Please write out every line of the material below without changing anything.

start INPUT ROWS

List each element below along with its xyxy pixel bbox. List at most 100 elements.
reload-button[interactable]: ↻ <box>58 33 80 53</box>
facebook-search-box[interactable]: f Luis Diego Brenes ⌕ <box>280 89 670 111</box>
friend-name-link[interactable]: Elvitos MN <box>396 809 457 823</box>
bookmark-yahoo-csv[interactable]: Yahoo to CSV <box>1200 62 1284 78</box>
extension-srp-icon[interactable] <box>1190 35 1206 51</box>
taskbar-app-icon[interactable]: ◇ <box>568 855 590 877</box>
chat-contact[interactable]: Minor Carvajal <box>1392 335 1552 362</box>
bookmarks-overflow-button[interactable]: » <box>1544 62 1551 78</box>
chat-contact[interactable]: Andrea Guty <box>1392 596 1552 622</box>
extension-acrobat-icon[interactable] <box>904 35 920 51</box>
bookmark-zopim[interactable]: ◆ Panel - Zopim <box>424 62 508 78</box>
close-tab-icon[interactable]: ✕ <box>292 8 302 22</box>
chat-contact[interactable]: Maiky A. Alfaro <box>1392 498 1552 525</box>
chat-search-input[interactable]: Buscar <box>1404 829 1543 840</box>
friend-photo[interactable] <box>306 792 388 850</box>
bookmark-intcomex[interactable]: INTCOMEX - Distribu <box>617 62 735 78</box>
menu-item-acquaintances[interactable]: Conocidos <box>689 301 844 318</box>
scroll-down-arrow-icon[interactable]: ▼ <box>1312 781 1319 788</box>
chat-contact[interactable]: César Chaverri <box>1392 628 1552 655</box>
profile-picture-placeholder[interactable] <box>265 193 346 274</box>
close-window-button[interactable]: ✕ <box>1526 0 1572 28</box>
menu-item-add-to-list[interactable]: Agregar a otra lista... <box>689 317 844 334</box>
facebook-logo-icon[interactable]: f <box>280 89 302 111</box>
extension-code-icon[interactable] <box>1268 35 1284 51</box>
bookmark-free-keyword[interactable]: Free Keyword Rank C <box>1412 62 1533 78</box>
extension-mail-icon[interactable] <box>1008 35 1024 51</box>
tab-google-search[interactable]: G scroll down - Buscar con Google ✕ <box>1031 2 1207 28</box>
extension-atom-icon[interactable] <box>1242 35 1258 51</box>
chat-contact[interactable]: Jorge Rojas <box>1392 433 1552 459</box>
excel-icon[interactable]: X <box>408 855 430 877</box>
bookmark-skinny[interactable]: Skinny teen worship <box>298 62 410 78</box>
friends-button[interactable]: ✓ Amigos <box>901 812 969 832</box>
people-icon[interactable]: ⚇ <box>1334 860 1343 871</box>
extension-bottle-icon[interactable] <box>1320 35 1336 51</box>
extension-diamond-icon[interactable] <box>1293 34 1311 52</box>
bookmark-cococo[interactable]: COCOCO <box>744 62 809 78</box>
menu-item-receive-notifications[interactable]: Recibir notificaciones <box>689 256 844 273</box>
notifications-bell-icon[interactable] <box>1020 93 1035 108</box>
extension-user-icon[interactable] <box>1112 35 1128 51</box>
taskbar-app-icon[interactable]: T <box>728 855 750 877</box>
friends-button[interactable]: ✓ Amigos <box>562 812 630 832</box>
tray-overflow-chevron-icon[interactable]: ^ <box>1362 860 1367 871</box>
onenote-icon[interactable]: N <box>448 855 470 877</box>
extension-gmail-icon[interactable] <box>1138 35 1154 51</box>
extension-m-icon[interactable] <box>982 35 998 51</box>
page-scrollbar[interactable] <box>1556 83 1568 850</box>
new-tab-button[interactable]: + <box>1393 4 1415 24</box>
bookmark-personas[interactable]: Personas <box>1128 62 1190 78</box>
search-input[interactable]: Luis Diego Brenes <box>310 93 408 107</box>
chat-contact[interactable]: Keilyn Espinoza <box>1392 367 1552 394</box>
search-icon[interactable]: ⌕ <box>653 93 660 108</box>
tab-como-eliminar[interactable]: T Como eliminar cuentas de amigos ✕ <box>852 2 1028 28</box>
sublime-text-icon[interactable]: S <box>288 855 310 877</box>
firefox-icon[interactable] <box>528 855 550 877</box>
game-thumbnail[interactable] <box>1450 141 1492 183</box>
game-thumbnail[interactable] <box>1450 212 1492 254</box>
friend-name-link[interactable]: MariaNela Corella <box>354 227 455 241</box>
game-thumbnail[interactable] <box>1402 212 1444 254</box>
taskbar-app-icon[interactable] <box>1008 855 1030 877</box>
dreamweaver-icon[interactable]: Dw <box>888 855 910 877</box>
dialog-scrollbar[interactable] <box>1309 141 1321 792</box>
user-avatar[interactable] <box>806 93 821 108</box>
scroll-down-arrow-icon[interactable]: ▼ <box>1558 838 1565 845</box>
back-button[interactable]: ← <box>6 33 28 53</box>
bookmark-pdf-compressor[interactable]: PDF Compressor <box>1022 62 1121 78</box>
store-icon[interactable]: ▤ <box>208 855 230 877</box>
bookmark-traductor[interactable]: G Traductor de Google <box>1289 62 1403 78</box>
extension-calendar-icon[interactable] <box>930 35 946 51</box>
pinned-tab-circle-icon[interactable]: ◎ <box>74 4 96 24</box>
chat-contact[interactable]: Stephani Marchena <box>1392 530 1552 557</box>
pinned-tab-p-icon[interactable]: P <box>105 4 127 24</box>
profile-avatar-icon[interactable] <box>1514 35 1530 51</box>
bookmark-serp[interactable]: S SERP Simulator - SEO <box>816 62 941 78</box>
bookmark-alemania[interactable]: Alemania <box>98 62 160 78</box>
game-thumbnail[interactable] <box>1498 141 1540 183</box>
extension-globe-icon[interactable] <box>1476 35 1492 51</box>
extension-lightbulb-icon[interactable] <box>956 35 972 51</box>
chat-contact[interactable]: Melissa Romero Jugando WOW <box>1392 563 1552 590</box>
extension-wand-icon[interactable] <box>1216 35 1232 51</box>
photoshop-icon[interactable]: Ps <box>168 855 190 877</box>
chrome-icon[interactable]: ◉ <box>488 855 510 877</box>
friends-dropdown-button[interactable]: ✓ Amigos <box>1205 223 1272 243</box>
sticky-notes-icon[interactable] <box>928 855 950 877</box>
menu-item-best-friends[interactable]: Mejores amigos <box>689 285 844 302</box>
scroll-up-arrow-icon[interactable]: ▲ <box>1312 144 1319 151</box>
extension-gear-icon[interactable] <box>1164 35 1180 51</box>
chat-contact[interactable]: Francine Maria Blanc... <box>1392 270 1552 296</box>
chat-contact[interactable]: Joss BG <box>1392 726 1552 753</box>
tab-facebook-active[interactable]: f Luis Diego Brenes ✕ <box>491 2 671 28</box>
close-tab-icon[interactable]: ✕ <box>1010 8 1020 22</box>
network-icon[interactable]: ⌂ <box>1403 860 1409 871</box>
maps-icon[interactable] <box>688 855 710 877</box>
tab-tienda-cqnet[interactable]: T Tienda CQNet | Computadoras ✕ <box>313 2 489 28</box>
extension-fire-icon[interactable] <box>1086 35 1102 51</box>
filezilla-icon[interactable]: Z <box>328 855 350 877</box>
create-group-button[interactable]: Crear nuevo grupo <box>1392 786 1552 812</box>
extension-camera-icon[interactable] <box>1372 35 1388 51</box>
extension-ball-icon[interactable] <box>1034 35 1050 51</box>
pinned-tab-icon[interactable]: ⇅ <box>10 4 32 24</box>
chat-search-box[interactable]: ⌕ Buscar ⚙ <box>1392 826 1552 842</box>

end INPUT ROWS

■ **EXPECTED ANSWER**:
List each element below along with its xyxy pixel bbox. List at most 100 elements.
reload-button[interactable]: ↻ <box>58 33 80 53</box>
facebook-search-box[interactable]: f Luis Diego Brenes ⌕ <box>280 89 670 111</box>
friend-name-link[interactable]: Elvitos MN <box>396 809 457 823</box>
bookmark-yahoo-csv[interactable]: Yahoo to CSV <box>1200 62 1284 78</box>
extension-srp-icon[interactable] <box>1190 35 1206 51</box>
taskbar-app-icon[interactable]: ◇ <box>568 855 590 877</box>
chat-contact[interactable]: Minor Carvajal <box>1392 335 1552 362</box>
bookmarks-overflow-button[interactable]: » <box>1544 62 1551 78</box>
chat-contact[interactable]: Andrea Guty <box>1392 596 1552 622</box>
extension-acrobat-icon[interactable] <box>904 35 920 51</box>
bookmark-zopim[interactable]: ◆ Panel - Zopim <box>424 62 508 78</box>
close-tab-icon[interactable]: ✕ <box>292 8 302 22</box>
chat-contact[interactable]: Maiky A. Alfaro <box>1392 498 1552 525</box>
chat-search-input[interactable]: Buscar <box>1404 829 1543 840</box>
friend-photo[interactable] <box>306 792 388 850</box>
bookmark-intcomex[interactable]: INTCOMEX - Distribu <box>617 62 735 78</box>
menu-item-acquaintances[interactable]: Conocidos <box>689 301 844 318</box>
scroll-down-arrow-icon[interactable]: ▼ <box>1312 781 1319 788</box>
chat-contact[interactable]: César Chaverri <box>1392 628 1552 655</box>
profile-picture-placeholder[interactable] <box>265 193 346 274</box>
close-window-button[interactable]: ✕ <box>1526 0 1572 28</box>
menu-item-add-to-list[interactable]: Agregar a otra lista... <box>689 317 844 334</box>
facebook-logo-icon[interactable]: f <box>280 89 302 111</box>
extension-code-icon[interactable] <box>1268 35 1284 51</box>
bookmark-free-keyword[interactable]: Free Keyword Rank C <box>1412 62 1533 78</box>
extension-mail-icon[interactable] <box>1008 35 1024 51</box>
tab-google-search[interactable]: G scroll down - Buscar con Google ✕ <box>1031 2 1207 28</box>
extension-atom-icon[interactable] <box>1242 35 1258 51</box>
chat-contact[interactable]: Jorge Rojas <box>1392 433 1552 459</box>
excel-icon[interactable]: X <box>408 855 430 877</box>
bookmark-skinny[interactable]: Skinny teen worship <box>298 62 410 78</box>
friends-button[interactable]: ✓ Amigos <box>901 812 969 832</box>
people-icon[interactable]: ⚇ <box>1334 860 1343 871</box>
extension-bottle-icon[interactable] <box>1320 35 1336 51</box>
extension-diamond-icon[interactable] <box>1293 34 1311 52</box>
bookmark-cococo[interactable]: COCOCO <box>744 62 809 78</box>
menu-item-receive-notifications[interactable]: Recibir notificaciones <box>689 256 844 273</box>
notifications-bell-icon[interactable] <box>1020 93 1035 108</box>
extension-user-icon[interactable] <box>1112 35 1128 51</box>
taskbar-app-icon[interactable]: T <box>728 855 750 877</box>
friends-button[interactable]: ✓ Amigos <box>562 812 630 832</box>
tray-overflow-chevron-icon[interactable]: ^ <box>1362 860 1367 871</box>
onenote-icon[interactable]: N <box>448 855 470 877</box>
extension-gmail-icon[interactable] <box>1138 35 1154 51</box>
extension-m-icon[interactable] <box>982 35 998 51</box>
page-scrollbar[interactable] <box>1556 83 1568 850</box>
new-tab-button[interactable]: + <box>1393 4 1415 24</box>
bookmark-personas[interactable]: Personas <box>1128 62 1190 78</box>
search-input[interactable]: Luis Diego Brenes <box>310 93 408 107</box>
chat-contact[interactable]: Keilyn Espinoza <box>1392 367 1552 394</box>
search-icon[interactable]: ⌕ <box>653 93 660 108</box>
tab-como-eliminar[interactable]: T Como eliminar cuentas de amigos ✕ <box>852 2 1028 28</box>
sublime-text-icon[interactable]: S <box>288 855 310 877</box>
firefox-icon[interactable] <box>528 855 550 877</box>
game-thumbnail[interactable] <box>1450 141 1492 183</box>
game-thumbnail[interactable] <box>1450 212 1492 254</box>
friend-name-link[interactable]: MariaNela Corella <box>354 227 455 241</box>
game-thumbnail[interactable] <box>1402 212 1444 254</box>
taskbar-app-icon[interactable] <box>1008 855 1030 877</box>
dreamweaver-icon[interactable]: Dw <box>888 855 910 877</box>
dialog-scrollbar[interactable] <box>1309 141 1321 792</box>
user-avatar[interactable] <box>806 93 821 108</box>
scroll-down-arrow-icon[interactable]: ▼ <box>1558 838 1565 845</box>
back-button[interactable]: ← <box>6 33 28 53</box>
bookmark-pdf-compressor[interactable]: PDF Compressor <box>1022 62 1121 78</box>
store-icon[interactable]: ▤ <box>208 855 230 877</box>
bookmark-traductor[interactable]: G Traductor de Google <box>1289 62 1403 78</box>
extension-calendar-icon[interactable] <box>930 35 946 51</box>
pinned-tab-circle-icon[interactable]: ◎ <box>74 4 96 24</box>
chat-contact[interactable]: Stephani Marchena <box>1392 530 1552 557</box>
pinned-tab-p-icon[interactable]: P <box>105 4 127 24</box>
profile-avatar-icon[interactable] <box>1514 35 1530 51</box>
bookmark-serp[interactable]: S SERP Simulator - SEO <box>816 62 941 78</box>
bookmark-alemania[interactable]: Alemania <box>98 62 160 78</box>
game-thumbnail[interactable] <box>1498 141 1540 183</box>
extension-globe-icon[interactable] <box>1476 35 1492 51</box>
extension-lightbulb-icon[interactable] <box>956 35 972 51</box>
chat-contact[interactable]: Melissa Romero Jugando WOW <box>1392 563 1552 590</box>
extension-wand-icon[interactable] <box>1216 35 1232 51</box>
photoshop-icon[interactable]: Ps <box>168 855 190 877</box>
chrome-icon[interactable]: ◉ <box>488 855 510 877</box>
friends-dropdown-button[interactable]: ✓ Amigos <box>1205 223 1272 243</box>
sticky-notes-icon[interactable] <box>928 855 950 877</box>
menu-item-best-friends[interactable]: Mejores amigos <box>689 285 844 302</box>
scroll-up-arrow-icon[interactable]: ▲ <box>1312 144 1319 151</box>
extension-gear-icon[interactable] <box>1164 35 1180 51</box>
chat-contact[interactable]: Francine Maria Blanc... <box>1392 270 1552 296</box>
chat-contact[interactable]: Joss BG <box>1392 726 1552 753</box>
tab-facebook-active[interactable]: f Luis Diego Brenes ✕ <box>491 2 671 28</box>
close-tab-icon[interactable]: ✕ <box>1010 8 1020 22</box>
network-icon[interactable]: ⌂ <box>1403 860 1409 871</box>
maps-icon[interactable] <box>688 855 710 877</box>
tab-tienda-cqnet[interactable]: T Tienda CQNet | Computadoras ✕ <box>313 2 489 28</box>
extension-fire-icon[interactable] <box>1086 35 1102 51</box>
filezilla-icon[interactable]: Z <box>328 855 350 877</box>
create-group-button[interactable]: Crear nuevo grupo <box>1392 786 1552 812</box>
extension-camera-icon[interactable] <box>1372 35 1388 51</box>
extension-ball-icon[interactable] <box>1034 35 1050 51</box>
pinned-tab-icon[interactable]: ⇅ <box>10 4 32 24</box>
chat-search-box[interactable]: ⌕ Buscar ⚙ <box>1392 826 1552 842</box>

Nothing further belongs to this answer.